• _Material for this task_
-------

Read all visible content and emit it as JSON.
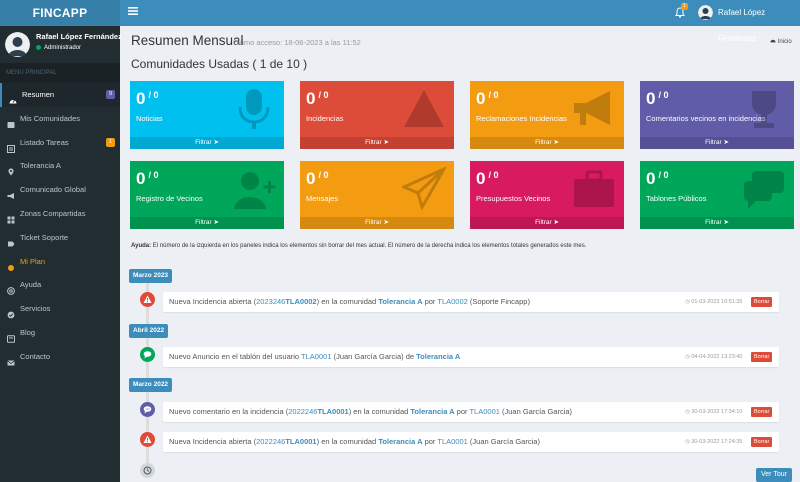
{
  "app": {
    "logo": "FINCAPP"
  },
  "topbar": {
    "notifications_count": "1",
    "user_name": "Rafael López Fernández"
  },
  "sidebar": {
    "user_name": "Rafael López Fernández",
    "user_role": "Administrador",
    "menu_header": "MENU PRINCIPAL",
    "items": [
      {
        "label": "Resumen",
        "icon": "dashboard-icon",
        "badge": "9",
        "badge_color": "#605ca8"
      },
      {
        "label": "Mis Comunidades",
        "icon": "users-icon"
      },
      {
        "label": "Listado Tareas",
        "icon": "list-icon",
        "badge": "1",
        "badge_color": "#f39c12"
      },
      {
        "label": "Tolerancia A",
        "icon": "map-marker-icon"
      },
      {
        "label": "Comunicado Global",
        "icon": "megaphone-icon"
      },
      {
        "label": "Zonas Compartidas",
        "icon": "grid-icon"
      },
      {
        "label": "Ticket Soporte",
        "icon": "ticket-icon"
      },
      {
        "label": "Mi Plan",
        "icon": "plan-icon"
      },
      {
        "label": "Ayuda",
        "icon": "help-icon"
      },
      {
        "label": "Servicios",
        "icon": "services-icon"
      },
      {
        "label": "Blog",
        "icon": "blog-icon"
      },
      {
        "label": "Contacto",
        "icon": "mail-icon"
      }
    ]
  },
  "header": {
    "title": "Resumen Mensual",
    "subtitle": "Ultimo acceso: 18-06-2023 a las 11:52",
    "breadcrumb": "Inicio",
    "section_title": "Comunidades Usadas ( 1 de 10 )"
  },
  "boxes": [
    {
      "num": "0",
      "total": "/ 0",
      "label": "Noticias",
      "footer": "Filtrar",
      "color": "#00c0ef",
      "icon": "microphone-icon"
    },
    {
      "num": "0",
      "total": "/ 0",
      "label": "Incidencias",
      "footer": "Filtrar",
      "color": "#dd4b39",
      "icon": "warning-icon"
    },
    {
      "num": "0",
      "total": "/ 0",
      "label": "Reclamaciones Incidencias",
      "footer": "Filtrar",
      "color": "#f39c12",
      "icon": "bullhorn-icon"
    },
    {
      "num": "0",
      "total": "/ 0",
      "label": "Comentarios vecinos en incidencias",
      "footer": "Filtrar",
      "color": "#605ca8",
      "icon": "trophy-icon"
    },
    {
      "num": "0",
      "total": "/ 0",
      "label": "Registro de Vecinos",
      "footer": "Filtrar",
      "color": "#00a65a",
      "icon": "user-plus-icon"
    },
    {
      "num": "0",
      "total": "/ 0",
      "label": "Mensajes",
      "footer": "Filtrar",
      "color": "#f39c12",
      "icon": "paper-plane-icon"
    },
    {
      "num": "0",
      "total": "/ 0",
      "label": "Presupuestos Vecinos",
      "footer": "Filtrar",
      "color": "#d81b60",
      "icon": "briefcase-icon"
    },
    {
      "num": "0",
      "total": "/ 0",
      "label": "Tablones Públicos",
      "footer": "Filtrar",
      "color": "#00a65a",
      "icon": "comments-icon"
    }
  ],
  "help": {
    "label": "Ayuda:",
    "text": "El número de la izquierda en los paneles indica los elementos sin borrar del mes actual. El número de la derecha indica los elementos totales generados este mes."
  },
  "timeline": {
    "labels": [
      "Marzo 2023",
      "Abril 2022",
      "Marzo 2022"
    ],
    "items": [
      {
        "icon": "warning-icon",
        "icon_color": "#dd4b39",
        "p1": "Nueva Incidencia abierta (",
        "code": "2023246",
        "codeb": "TLA0002",
        "p2": ") en la comunidad ",
        "community": "Tolerancia A",
        "p3": " por ",
        "user": "TLA0002",
        "p4": " (Soporte Fincapp)",
        "time": "01-03-2023 10:51:35",
        "action": "Borrar"
      },
      {
        "icon": "comment-icon",
        "icon_color": "#00a65a",
        "p1": "Nuevo Anuncio en el tablón del usuario ",
        "user": "TLA0001",
        "p2": " (Juan García Garcia) de ",
        "community": "Tolerancia A",
        "time": "04-04-2022 13:23:40",
        "action": "Borrar"
      },
      {
        "icon": "comment-dots-icon",
        "icon_color": "#605ca8",
        "p1": "Nuevo comentario en la incidencia (",
        "code": "2022246",
        "codeb": "TLA0001",
        "p2": ") en la comunidad ",
        "community": "Tolerancia A",
        "p3": " por ",
        "user": "TLA0001",
        "p4": " (Juan García Garcia)",
        "time": "30-03-2022 17:34:10",
        "action": "Borrar"
      },
      {
        "icon": "warning-icon",
        "icon_color": "#dd4b39",
        "p1": "Nueva Incidencia abierta (",
        "code": "2022246",
        "codeb": "TLA0001",
        "p2": ") en la comunidad ",
        "community": "Tolerancia A",
        "p3": " por ",
        "user": "TLA0001",
        "p4": " (Juan García Garcia)",
        "time": "30-03-2022 17:24:35",
        "action": "Borrar"
      }
    ],
    "tour_button": "Ver Tour"
  }
}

-------

• _Exercise task_
Repeat verbatim all the material, but not the pictures.

• _Response to the task_
Read all visible content and emit it as JSON.
{
  "app": {
    "logo": "FINCAPP"
  },
  "topbar": {
    "notifications_count": "1",
    "user_name": "Rafael López Fernández"
  },
  "sidebar": {
    "user_name": "Rafael López Fernández",
    "user_role": "Administrador",
    "menu_header": "MENU PRINCIPAL",
    "items": [
      {
        "label": "Resumen",
        "icon": "dashboard-icon",
        "badge": "9",
        "badge_color": "#605ca8"
      },
      {
        "label": "Mis Comunidades",
        "icon": "users-icon"
      },
      {
        "label": "Listado Tareas",
        "icon": "list-icon",
        "badge": "1",
        "badge_color": "#f39c12"
      },
      {
        "label": "Tolerancia A",
        "icon": "map-marker-icon"
      },
      {
        "label": "Comunicado Global",
        "icon": "megaphone-icon"
      },
      {
        "label": "Zonas Compartidas",
        "icon": "grid-icon"
      },
      {
        "label": "Ticket Soporte",
        "icon": "ticket-icon"
      },
      {
        "label": "Mi Plan",
        "icon": "plan-icon"
      },
      {
        "label": "Ayuda",
        "icon": "help-icon"
      },
      {
        "label": "Servicios",
        "icon": "services-icon"
      },
      {
        "label": "Blog",
        "icon": "blog-icon"
      },
      {
        "label": "Contacto",
        "icon": "mail-icon"
      }
    ]
  },
  "header": {
    "title": "Resumen Mensual",
    "subtitle": "Ultimo acceso: 18-06-2023 a las 11:52",
    "breadcrumb": "Inicio",
    "section_title": "Comunidades Usadas ( 1 de 10 )"
  },
  "boxes": [
    {
      "num": "0",
      "total": "/ 0",
      "label": "Noticias",
      "footer": "Filtrar",
      "color": "#00c0ef",
      "icon": "microphone-icon"
    },
    {
      "num": "0",
      "total": "/ 0",
      "label": "Incidencias",
      "footer": "Filtrar",
      "color": "#dd4b39",
      "icon": "warning-icon"
    },
    {
      "num": "0",
      "total": "/ 0",
      "label": "Reclamaciones Incidencias",
      "footer": "Filtrar",
      "color": "#f39c12",
      "icon": "bullhorn-icon"
    },
    {
      "num": "0",
      "total": "/ 0",
      "label": "Comentarios vecinos en incidencias",
      "footer": "Filtrar",
      "color": "#605ca8",
      "icon": "trophy-icon"
    },
    {
      "num": "0",
      "total": "/ 0",
      "label": "Registro de Vecinos",
      "footer": "Filtrar",
      "color": "#00a65a",
      "icon": "user-plus-icon"
    },
    {
      "num": "0",
      "total": "/ 0",
      "label": "Mensajes",
      "footer": "Filtrar",
      "color": "#f39c12",
      "icon": "paper-plane-icon"
    },
    {
      "num": "0",
      "total": "/ 0",
      "label": "Presupuestos Vecinos",
      "footer": "Filtrar",
      "color": "#d81b60",
      "icon": "briefcase-icon"
    },
    {
      "num": "0",
      "total": "/ 0",
      "label": "Tablones Públicos",
      "footer": "Filtrar",
      "color": "#00a65a",
      "icon": "comments-icon"
    }
  ],
  "help": {
    "label": "Ayuda:",
    "text": "El número de la izquierda en los paneles indica los elementos sin borrar del mes actual. El número de la derecha indica los elementos totales generados este mes."
  },
  "timeline": {
    "labels": [
      "Marzo 2023",
      "Abril 2022",
      "Marzo 2022"
    ],
    "items": [
      {
        "icon": "warning-icon",
        "icon_color": "#dd4b39",
        "p1": "Nueva Incidencia abierta (",
        "code": "2023246",
        "codeb": "TLA0002",
        "p2": ") en la comunidad ",
        "community": "Tolerancia A",
        "p3": " por ",
        "user": "TLA0002",
        "p4": " (Soporte Fincapp)",
        "time": "01-03-2023 10:51:35",
        "action": "Borrar"
      },
      {
        "icon": "comment-icon",
        "icon_color": "#00a65a",
        "p1": "Nuevo Anuncio en el tablón del usuario ",
        "user": "TLA0001",
        "p2": " (Juan García Garcia) de ",
        "community": "Tolerancia A",
        "time": "04-04-2022 13:23:40",
        "action": "Borrar"
      },
      {
        "icon": "comment-dots-icon",
        "icon_color": "#605ca8",
        "p1": "Nuevo comentario en la incidencia (",
        "code": "2022246",
        "codeb": "TLA0001",
        "p2": ") en la comunidad ",
        "community": "Tolerancia A",
        "p3": " por ",
        "user": "TLA0001",
        "p4": " (Juan García Garcia)",
        "time": "30-03-2022 17:34:10",
        "action": "Borrar"
      },
      {
        "icon": "warning-icon",
        "icon_color": "#dd4b39",
        "p1": "Nueva Incidencia abierta (",
        "code": "2022246",
        "codeb": "TLA0001",
        "p2": ") en la comunidad ",
        "community": "Tolerancia A",
        "p3": " por ",
        "user": "TLA0001",
        "p4": " (Juan García Garcia)",
        "time": "30-03-2022 17:24:35",
        "action": "Borrar"
      }
    ],
    "tour_button": "Ver Tour"
  }
}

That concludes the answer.